### Excerpt from a dataset
▼▼▼
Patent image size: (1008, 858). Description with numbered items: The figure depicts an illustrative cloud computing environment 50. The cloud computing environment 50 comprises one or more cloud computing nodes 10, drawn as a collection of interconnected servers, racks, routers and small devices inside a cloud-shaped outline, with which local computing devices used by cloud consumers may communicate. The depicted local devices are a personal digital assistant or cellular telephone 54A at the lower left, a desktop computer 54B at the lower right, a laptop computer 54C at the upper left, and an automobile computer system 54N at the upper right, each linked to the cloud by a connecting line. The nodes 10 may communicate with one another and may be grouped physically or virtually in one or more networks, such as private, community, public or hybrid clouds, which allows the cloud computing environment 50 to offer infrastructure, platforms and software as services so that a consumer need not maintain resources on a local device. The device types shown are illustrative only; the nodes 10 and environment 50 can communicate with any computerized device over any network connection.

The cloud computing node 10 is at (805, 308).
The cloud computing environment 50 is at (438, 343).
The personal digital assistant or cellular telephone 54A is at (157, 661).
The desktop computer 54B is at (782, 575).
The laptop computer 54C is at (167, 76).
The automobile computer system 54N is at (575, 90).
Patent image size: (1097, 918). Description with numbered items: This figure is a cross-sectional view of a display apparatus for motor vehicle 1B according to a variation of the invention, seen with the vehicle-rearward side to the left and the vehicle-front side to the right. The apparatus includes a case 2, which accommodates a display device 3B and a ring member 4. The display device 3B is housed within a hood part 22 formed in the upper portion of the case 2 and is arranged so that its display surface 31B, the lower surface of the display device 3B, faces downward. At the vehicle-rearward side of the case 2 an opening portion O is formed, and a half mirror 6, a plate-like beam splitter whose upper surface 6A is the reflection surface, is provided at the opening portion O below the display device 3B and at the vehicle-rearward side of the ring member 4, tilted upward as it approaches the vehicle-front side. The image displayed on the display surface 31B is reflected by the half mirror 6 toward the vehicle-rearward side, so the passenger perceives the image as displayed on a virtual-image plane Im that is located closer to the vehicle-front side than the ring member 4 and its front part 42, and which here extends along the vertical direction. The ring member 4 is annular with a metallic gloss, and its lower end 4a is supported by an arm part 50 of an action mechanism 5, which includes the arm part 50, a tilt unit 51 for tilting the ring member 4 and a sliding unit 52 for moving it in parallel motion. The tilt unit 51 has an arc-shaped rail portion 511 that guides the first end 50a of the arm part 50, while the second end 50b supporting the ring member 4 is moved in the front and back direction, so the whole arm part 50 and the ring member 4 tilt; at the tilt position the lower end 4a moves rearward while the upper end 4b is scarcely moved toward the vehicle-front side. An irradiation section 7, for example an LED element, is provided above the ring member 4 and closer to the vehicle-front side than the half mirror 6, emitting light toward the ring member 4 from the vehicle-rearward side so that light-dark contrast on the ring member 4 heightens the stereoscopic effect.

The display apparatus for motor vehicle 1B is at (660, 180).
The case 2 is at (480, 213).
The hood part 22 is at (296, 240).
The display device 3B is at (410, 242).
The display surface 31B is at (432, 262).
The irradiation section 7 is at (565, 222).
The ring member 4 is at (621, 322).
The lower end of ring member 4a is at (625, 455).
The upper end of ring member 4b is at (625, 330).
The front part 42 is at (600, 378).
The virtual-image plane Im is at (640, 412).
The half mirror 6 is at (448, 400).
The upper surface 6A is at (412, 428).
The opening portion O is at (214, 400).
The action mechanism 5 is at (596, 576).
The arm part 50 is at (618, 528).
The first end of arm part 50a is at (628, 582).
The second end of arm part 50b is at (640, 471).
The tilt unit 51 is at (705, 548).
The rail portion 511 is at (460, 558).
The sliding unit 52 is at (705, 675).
▲▲▲
### Given request
Rewrite the lines above, replacing every instance of "Description with numbered items" with "Numbered description" and leaving everything else the same.

### Written solution
Patent image size: (1008, 858). Numbered description: The figure depicts an illustrative cloud computing environment 50. The cloud computing environment 50 comprises one or more cloud computing nodes 10, drawn as a collection of interconnected servers, racks, routers and small devices inside a cloud-shaped outline, with which local computing devices used by cloud consumers may communicate. The depicted local devices are a personal digital assistant or cellular telephone 54A at the lower left, a desktop computer 54B at the lower right, a laptop computer 54C at the upper left, and an automobile computer system 54N at the upper right, each linked to the cloud by a connecting line. The nodes 10 may communicate with one another and may be grouped physically or virtually in one or more networks, such as private, community, public or hybrid clouds, which allows the cloud computing environment 50 to offer infrastructure, platforms and software as services so that a consumer need not maintain resources on a local device. The device types shown are illustrative only; the nodes 10 and environment 50 can communicate with any computerized device over any network connection.

The cloud computing node 10 is at (805, 308).
The cloud computing environment 50 is at (438, 343).
The personal digital assistant or cellular telephone 54A is at (157, 661).
The desktop computer 54B is at (782, 575).
The laptop computer 54C is at (167, 76).
The automobile computer system 54N is at (575, 90).
Patent image size: (1097, 918). Numbered description: This figure is a cross-sectional view of a display apparatus for motor vehicle 1B according to a variation of the invention, seen with the vehicle-rearward side to the left and the vehicle-front side to the right. The apparatus includes a case 2, which accommodates a display device 3B and a ring member 4. The display device 3B is housed within a hood part 22 formed in the upper portion of the case 2 and is arranged so that its display surface 31B, the lower surface of the display device 3B, faces downward. At the vehicle-rearward side of the case 2 an opening portion O is formed, and a half mirror 6, a plate-like beam splitter whose upper surface 6A is the reflection surface, is provided at the opening portion O below the display device 3B and at the vehicle-rearward side of the ring member 4, tilted upward as it approaches the vehicle-front side. The image displayed on the display surface 31B is reflected by the half mirror 6 toward the vehicle-rearward side, so the passenger perceives the image as displayed on a virtual-image plane Im that is located closer to the vehicle-front side than the ring member 4 and its front part 42, and which here extends along the vertical direction. The ring member 4 is annular with a metallic gloss, and its lower end 4a is supported by an arm part 50 of an action mechanism 5, which includes the arm part 50, a tilt unit 51 for tilting the ring member 4 and a sliding unit 52 for moving it in parallel motion. The tilt unit 51 has an arc-shaped rail portion 511 that guides the first end 50a of the arm part 50, while the second end 50b supporting the ring member 4 is moved in the front and back direction, so the whole arm part 50 and the ring member 4 tilt; at the tilt position the lower end 4a moves rearward while the upper end 4b is scarcely moved toward the vehicle-front side. An irradiation section 7, for example an LED element, is provided above the ring member 4 and closer to the vehicle-front side than the half mirror 6, emitting light toward the ring member 4 from the vehicle-rearward side so that light-dark contrast on the ring member 4 heightens the stereoscopic effect.

The display apparatus for motor vehicle 1B is at (660, 180).
The case 2 is at (480, 213).
The hood part 22 is at (296, 240).
The display device 3B is at (410, 242).
The display surface 31B is at (432, 262).
The irradiation section 7 is at (565, 222).
The ring member 4 is at (621, 322).
The lower end of ring member 4a is at (625, 455).
The upper end of ring member 4b is at (625, 330).
The front part 42 is at (600, 378).
The virtual-image plane Im is at (640, 412).
The half mirror 6 is at (448, 400).
The upper surface 6A is at (412, 428).
The opening portion O is at (214, 400).
The action mechanism 5 is at (596, 576).
The arm part 50 is at (618, 528).
The first end of arm part 50a is at (628, 582).
The second end of arm part 50b is at (640, 471).
The tilt unit 51 is at (705, 548).
The rail portion 511 is at (460, 558).
The sliding unit 52 is at (705, 675).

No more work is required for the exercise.